> **Work instructions**
Reproduce every entry in the listing without alteration.

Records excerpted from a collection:
###
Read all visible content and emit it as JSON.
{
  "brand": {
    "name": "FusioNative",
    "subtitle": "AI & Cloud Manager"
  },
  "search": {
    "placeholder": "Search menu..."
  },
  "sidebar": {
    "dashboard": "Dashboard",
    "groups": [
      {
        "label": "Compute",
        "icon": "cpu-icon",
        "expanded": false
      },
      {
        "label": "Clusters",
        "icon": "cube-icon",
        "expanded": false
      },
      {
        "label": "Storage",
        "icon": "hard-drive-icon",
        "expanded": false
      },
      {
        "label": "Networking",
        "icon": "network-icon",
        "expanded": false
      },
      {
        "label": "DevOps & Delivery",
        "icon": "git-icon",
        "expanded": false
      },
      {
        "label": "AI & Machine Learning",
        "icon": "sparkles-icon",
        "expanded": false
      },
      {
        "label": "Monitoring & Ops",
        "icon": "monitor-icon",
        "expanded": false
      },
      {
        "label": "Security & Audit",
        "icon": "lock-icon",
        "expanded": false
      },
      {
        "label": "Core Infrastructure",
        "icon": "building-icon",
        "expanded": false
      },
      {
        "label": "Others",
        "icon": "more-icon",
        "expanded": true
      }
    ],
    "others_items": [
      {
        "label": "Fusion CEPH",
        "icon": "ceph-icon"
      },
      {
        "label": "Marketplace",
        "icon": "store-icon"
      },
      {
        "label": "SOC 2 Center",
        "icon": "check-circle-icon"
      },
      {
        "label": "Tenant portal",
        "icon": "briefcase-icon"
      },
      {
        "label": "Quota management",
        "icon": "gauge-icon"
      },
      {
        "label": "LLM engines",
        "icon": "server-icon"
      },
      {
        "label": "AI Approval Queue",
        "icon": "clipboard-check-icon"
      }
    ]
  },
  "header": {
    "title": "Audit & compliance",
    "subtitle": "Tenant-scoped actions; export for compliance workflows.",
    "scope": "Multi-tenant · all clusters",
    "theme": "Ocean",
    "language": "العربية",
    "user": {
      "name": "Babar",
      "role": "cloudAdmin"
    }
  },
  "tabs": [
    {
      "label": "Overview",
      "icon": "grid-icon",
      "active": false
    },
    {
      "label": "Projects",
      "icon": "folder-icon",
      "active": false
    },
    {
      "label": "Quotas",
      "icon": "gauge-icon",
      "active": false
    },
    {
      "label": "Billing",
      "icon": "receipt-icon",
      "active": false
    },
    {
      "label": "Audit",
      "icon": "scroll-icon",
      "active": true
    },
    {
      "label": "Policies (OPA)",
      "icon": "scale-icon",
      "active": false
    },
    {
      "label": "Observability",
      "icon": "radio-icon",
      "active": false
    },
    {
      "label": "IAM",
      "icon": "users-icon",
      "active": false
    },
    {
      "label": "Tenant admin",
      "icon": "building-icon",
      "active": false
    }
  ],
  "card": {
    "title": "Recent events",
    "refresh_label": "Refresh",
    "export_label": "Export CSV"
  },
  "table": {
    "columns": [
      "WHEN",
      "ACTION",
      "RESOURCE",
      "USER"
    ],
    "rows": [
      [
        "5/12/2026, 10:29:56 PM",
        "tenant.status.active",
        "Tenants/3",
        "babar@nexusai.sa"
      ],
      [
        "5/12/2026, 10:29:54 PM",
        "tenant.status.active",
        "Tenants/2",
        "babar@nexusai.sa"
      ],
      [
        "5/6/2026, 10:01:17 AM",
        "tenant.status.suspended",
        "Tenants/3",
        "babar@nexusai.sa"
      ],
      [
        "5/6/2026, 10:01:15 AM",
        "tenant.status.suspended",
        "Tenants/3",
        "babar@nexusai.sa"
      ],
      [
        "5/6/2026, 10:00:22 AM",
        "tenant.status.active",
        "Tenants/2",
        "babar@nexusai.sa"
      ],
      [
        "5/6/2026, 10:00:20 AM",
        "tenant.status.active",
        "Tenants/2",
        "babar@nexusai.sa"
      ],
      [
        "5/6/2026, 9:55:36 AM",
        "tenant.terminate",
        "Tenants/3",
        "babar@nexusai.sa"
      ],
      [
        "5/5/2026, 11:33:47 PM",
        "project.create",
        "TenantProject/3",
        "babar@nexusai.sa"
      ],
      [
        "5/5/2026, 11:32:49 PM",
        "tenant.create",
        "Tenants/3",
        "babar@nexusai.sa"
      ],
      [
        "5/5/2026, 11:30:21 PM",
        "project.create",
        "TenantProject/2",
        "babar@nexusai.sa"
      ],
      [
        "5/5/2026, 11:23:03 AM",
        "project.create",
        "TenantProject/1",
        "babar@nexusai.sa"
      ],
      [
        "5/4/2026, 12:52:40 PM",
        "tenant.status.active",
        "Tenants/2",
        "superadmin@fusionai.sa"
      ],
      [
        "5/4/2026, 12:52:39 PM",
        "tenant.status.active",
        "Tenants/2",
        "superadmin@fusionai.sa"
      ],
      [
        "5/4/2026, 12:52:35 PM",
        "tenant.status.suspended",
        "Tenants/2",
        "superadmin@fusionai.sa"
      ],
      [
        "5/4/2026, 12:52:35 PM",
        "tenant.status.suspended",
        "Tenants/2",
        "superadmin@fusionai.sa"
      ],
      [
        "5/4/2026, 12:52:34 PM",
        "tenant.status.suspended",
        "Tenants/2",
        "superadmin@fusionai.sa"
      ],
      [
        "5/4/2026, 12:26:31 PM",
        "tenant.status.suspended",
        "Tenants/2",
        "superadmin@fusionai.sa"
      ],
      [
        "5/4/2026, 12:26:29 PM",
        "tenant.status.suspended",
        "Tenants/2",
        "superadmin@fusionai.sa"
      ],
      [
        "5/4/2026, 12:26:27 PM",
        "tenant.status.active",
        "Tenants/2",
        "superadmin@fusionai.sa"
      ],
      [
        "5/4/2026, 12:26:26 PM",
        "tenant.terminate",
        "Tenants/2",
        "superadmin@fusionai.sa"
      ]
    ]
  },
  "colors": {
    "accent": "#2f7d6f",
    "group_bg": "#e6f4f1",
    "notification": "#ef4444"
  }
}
###
> **Complete answer**
Read all visible content and emit it as JSON.
{
  "brand": {
    "name": "FusioNative",
    "subtitle": "AI & Cloud Manager"
  },
  "search": {
    "placeholder": "Search menu..."
  },
  "sidebar": {
    "dashboard": "Dashboard",
    "groups": [
      {
        "label": "Compute",
        "icon": "cpu-icon",
        "expanded": false
      },
      {
        "label": "Clusters",
        "icon": "cube-icon",
        "expanded": false
      },
      {
        "label": "Storage",
        "icon": "hard-drive-icon",
        "expanded": false
      },
      {
        "label": "Networking",
        "icon": "network-icon",
        "expanded": false
      },
      {
        "label": "DevOps & Delivery",
        "icon": "git-icon",
        "expanded": false
      },
      {
        "label": "AI & Machine Learning",
        "icon": "sparkles-icon",
        "expanded": false
      },
      {
        "label": "Monitoring & Ops",
        "icon": "monitor-icon",
        "expanded": false
      },
      {
        "label": "Security & Audit",
        "icon": "lock-icon",
        "expanded": false
      },
      {
        "label": "Core Infrastructure",
        "icon": "building-icon",
        "expanded": false
      },
      {
        "label": "Others",
        "icon": "more-icon",
        "expanded": true
      }
    ],
    "others_items": [
      {
        "label": "Fusion CEPH",
        "icon": "ceph-icon"
      },
      {
        "label": "Marketplace",
        "icon": "store-icon"
      },
      {
        "label": "SOC 2 Center",
        "icon": "check-circle-icon"
      },
      {
        "label": "Tenant portal",
        "icon": "briefcase-icon"
      },
      {
        "label": "Quota management",
        "icon": "gauge-icon"
      },
      {
        "label": "LLM engines",
        "icon": "server-icon"
      },
      {
        "label": "AI Approval Queue",
        "icon": "clipboard-check-icon"
      }
    ]
  },
  "header": {
    "title": "Audit & compliance",
    "subtitle": "Tenant-scoped actions; export for compliance workflows.",
    "scope": "Multi-tenant · all clusters",
    "theme": "Ocean",
    "language": "العربية",
    "user": {
      "name": "Babar",
      "role": "cloudAdmin"
    }
  },
  "tabs": [
    {
      "label": "Overview",
      "icon": "grid-icon",
      "active": false
    },
    {
      "label": "Projects",
      "icon": "folder-icon",
      "active": false
    },
    {
      "label": "Quotas",
      "icon": "gauge-icon",
      "active": false
    },
    {
      "label": "Billing",
      "icon": "receipt-icon",
      "active": false
    },
    {
      "label": "Audit",
      "icon": "scroll-icon",
      "active": true
    },
    {
      "label": "Policies (OPA)",
      "icon": "scale-icon",
      "active": false
    },
    {
      "label": "Observability",
      "icon": "radio-icon",
      "active": false
    },
    {
      "label": "IAM",
      "icon": "users-icon",
      "active": false
    },
    {
      "label": "Tenant admin",
      "icon": "building-icon",
      "active": false
    }
  ],
  "card": {
    "title": "Recent events",
    "refresh_label": "Refresh",
    "export_label": "Export CSV"
  },
  "table": {
    "columns": [
      "WHEN",
      "ACTION",
      "RESOURCE",
      "USER"
    ],
    "rows": [
      [
        "5/12/2026, 10:29:56 PM",
        "tenant.status.active",
        "Tenants/3",
        "babar@nexusai.sa"
      ],
      [
        "5/12/2026, 10:29:54 PM",
        "tenant.status.active",
        "Tenants/2",
        "babar@nexusai.sa"
      ],
      [
        "5/6/2026, 10:01:17 AM",
        "tenant.status.suspended",
        "Tenants/3",
        "babar@nexusai.sa"
      ],
      [
        "5/6/2026, 10:01:15 AM",
        "tenant.status.suspended",
        "Tenants/3",
        "babar@nexusai.sa"
      ],
      [
        "5/6/2026, 10:00:22 AM",
        "tenant.status.active",
        "Tenants/2",
        "babar@nexusai.sa"
      ],
      [
        "5/6/2026, 10:00:20 AM",
        "tenant.status.active",
        "Tenants/2",
        "babar@nexusai.sa"
      ],
      [
        "5/6/2026, 9:55:36 AM",
        "tenant.terminate",
        "Tenants/3",
        "babar@nexusai.sa"
      ],
      [
        "5/5/2026, 11:33:47 PM",
        "project.create",
        "TenantProject/3",
        "babar@nexusai.sa"
      ],
      [
        "5/5/2026, 11:32:49 PM",
        "tenant.create",
        "Tenants/3",
        "babar@nexusai.sa"
      ],
      [
        "5/5/2026, 11:30:21 PM",
        "project.create",
        "TenantProject/2",
        "babar@nexusai.sa"
      ],
      [
        "5/5/2026, 11:23:03 AM",
        "project.create",
        "TenantProject/1",
        "babar@nexusai.sa"
      ],
      [
        "5/4/2026, 12:52:40 PM",
        "tenant.status.active",
        "Tenants/2",
        "superadmin@fusionai.sa"
      ],
      [
        "5/4/2026, 12:52:39 PM",
        "tenant.status.active",
        "Tenants/2",
        "superadmin@fusionai.sa"
      ],
      [
        "5/4/2026, 12:52:35 PM",
        "tenant.status.suspended",
        "Tenants/2",
        "superadmin@fusionai.sa"
      ],
      [
        "5/4/2026, 12:52:35 PM",
        "tenant.status.suspended",
        "Tenants/2",
        "superadmin@fusionai.sa"
      ],
      [
        "5/4/2026, 12:52:34 PM",
        "tenant.status.suspended",
        "Tenants/2",
        "superadmin@fusionai.sa"
      ],
      [
        "5/4/2026, 12:26:31 PM",
        "tenant.status.suspended",
        "Tenants/2",
        "superadmin@fusionai.sa"
      ],
      [
        "5/4/2026, 12:26:29 PM",
        "tenant.status.suspended",
        "Tenants/2",
        "superadmin@fusionai.sa"
      ],
      [
        "5/4/2026, 12:26:27 PM",
        "tenant.status.active",
        "Tenants/2",
        "superadmin@fusionai.sa"
      ],
      [
        "5/4/2026, 12:26:26 PM",
        "tenant.terminate",
        "Tenants/2",
        "superadmin@fusionai.sa"
      ]
    ]
  },
  "colors": {
    "accent": "#2f7d6f",
    "group_bg": "#e6f4f1",
    "notification": "#ef4444"
  }
}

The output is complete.